**PROVIDED RECORDS**

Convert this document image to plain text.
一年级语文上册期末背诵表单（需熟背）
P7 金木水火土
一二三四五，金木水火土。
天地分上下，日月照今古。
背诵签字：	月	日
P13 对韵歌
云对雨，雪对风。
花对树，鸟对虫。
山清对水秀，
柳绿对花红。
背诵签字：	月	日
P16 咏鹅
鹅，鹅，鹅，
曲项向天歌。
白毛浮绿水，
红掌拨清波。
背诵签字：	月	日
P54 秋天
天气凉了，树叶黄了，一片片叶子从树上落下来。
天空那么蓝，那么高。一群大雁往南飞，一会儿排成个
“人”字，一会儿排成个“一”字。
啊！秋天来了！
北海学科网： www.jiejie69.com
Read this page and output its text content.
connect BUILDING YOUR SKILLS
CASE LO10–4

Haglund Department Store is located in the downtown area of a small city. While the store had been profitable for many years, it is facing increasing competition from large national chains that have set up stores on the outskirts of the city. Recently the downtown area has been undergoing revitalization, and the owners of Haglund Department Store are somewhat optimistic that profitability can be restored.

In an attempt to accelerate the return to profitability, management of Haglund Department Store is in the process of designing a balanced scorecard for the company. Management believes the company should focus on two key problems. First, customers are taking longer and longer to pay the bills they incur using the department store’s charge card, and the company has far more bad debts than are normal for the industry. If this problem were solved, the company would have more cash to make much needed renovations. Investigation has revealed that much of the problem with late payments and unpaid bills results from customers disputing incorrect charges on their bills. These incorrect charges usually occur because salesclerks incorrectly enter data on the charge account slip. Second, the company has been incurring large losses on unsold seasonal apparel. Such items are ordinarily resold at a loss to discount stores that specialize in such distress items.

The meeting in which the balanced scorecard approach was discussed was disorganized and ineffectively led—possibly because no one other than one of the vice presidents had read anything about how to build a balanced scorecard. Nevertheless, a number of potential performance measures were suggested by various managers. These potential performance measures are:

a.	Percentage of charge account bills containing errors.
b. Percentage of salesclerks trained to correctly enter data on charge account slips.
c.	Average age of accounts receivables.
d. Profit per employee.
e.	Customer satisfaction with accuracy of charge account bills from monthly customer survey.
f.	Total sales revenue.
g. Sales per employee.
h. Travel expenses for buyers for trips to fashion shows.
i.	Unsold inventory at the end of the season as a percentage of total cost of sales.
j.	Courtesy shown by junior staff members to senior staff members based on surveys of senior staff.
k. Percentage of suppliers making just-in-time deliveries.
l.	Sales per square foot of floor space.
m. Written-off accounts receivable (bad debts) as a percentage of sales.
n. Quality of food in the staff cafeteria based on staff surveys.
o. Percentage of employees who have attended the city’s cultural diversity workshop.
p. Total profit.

**EXERCISE AIM**
Each line must be given again exactly as written above.

**CORRECT ANSWER**
Convert this document image to plain text.
一年级语文上册期末背诵表单（需熟背）
P7 金木水火土
一二三四五，金木水火土。
天地分上下，日月照今古。
背诵签字：	月	日
P13 对韵歌
云对雨，雪对风。
花对树，鸟对虫。
山清对水秀，
柳绿对花红。
背诵签字：	月	日
P16 咏鹅
鹅，鹅，鹅，
曲项向天歌。
白毛浮绿水，
红掌拨清波。
背诵签字：	月	日
P54 秋天
天气凉了，树叶黄了，一片片叶子从树上落下来。
天空那么蓝，那么高。一群大雁往南飞，一会儿排成个
“人”字，一会儿排成个“一”字。
啊！秋天来了！
北海学科网： www.jiejie69.com
Read this page and output its text content.
connect BUILDING YOUR SKILLS
CASE LO10–4

Haglund Department Store is located in the downtown area of a small city. While the store had been profitable for many years, it is facing increasing competition from large national chains that have set up stores on the outskirts of the city. Recently the downtown area has been undergoing revitalization, and the owners of Haglund Department Store are somewhat optimistic that profitability can be restored.

In an attempt to accelerate the return to profitability, management of Haglund Department Store is in the process of designing a balanced scorecard for the company. Management believes the company should focus on two key problems. First, customers are taking longer and longer to pay the bills they incur using the department store’s charge card, and the company has far more bad debts than are normal for the industry. If this problem were solved, the company would have more cash to make much needed renovations. Investigation has revealed that much of the problem with late payments and unpaid bills results from customers disputing incorrect charges on their bills. These incorrect charges usually occur because salesclerks incorrectly enter data on the charge account slip. Second, the company has been incurring large losses on unsold seasonal apparel. Such items are ordinarily resold at a loss to discount stores that specialize in such distress items.

The meeting in which the balanced scorecard approach was discussed was disorganized and ineffectively led—possibly because no one other than one of the vice presidents had read anything about how to build a balanced scorecard. Nevertheless, a number of potential performance measures were suggested by various managers. These potential performance measures are:

a.	Percentage of charge account bills containing errors.
b. Percentage of salesclerks trained to correctly enter data on charge account slips.
c.	Average age of accounts receivables.
d. Profit per employee.
e.	Customer satisfaction with accuracy of charge account bills from monthly customer survey.
f.	Total sales revenue.
g. Sales per employee.
h. Travel expenses for buyers for trips to fashion shows.
i.	Unsold inventory at the end of the season as a percentage of total cost of sales.
j.	Courtesy shown by junior staff members to senior staff members based on surveys of senior staff.
k. Percentage of suppliers making just-in-time deliveries.
l.	Sales per square foot of floor space.
m. Written-off accounts receivable (bad debts) as a percentage of sales.
n. Quality of food in the staff cafeteria based on staff surveys.
o. Percentage of employees who have attended the city’s cultural diversity workshop.
p. Total profit.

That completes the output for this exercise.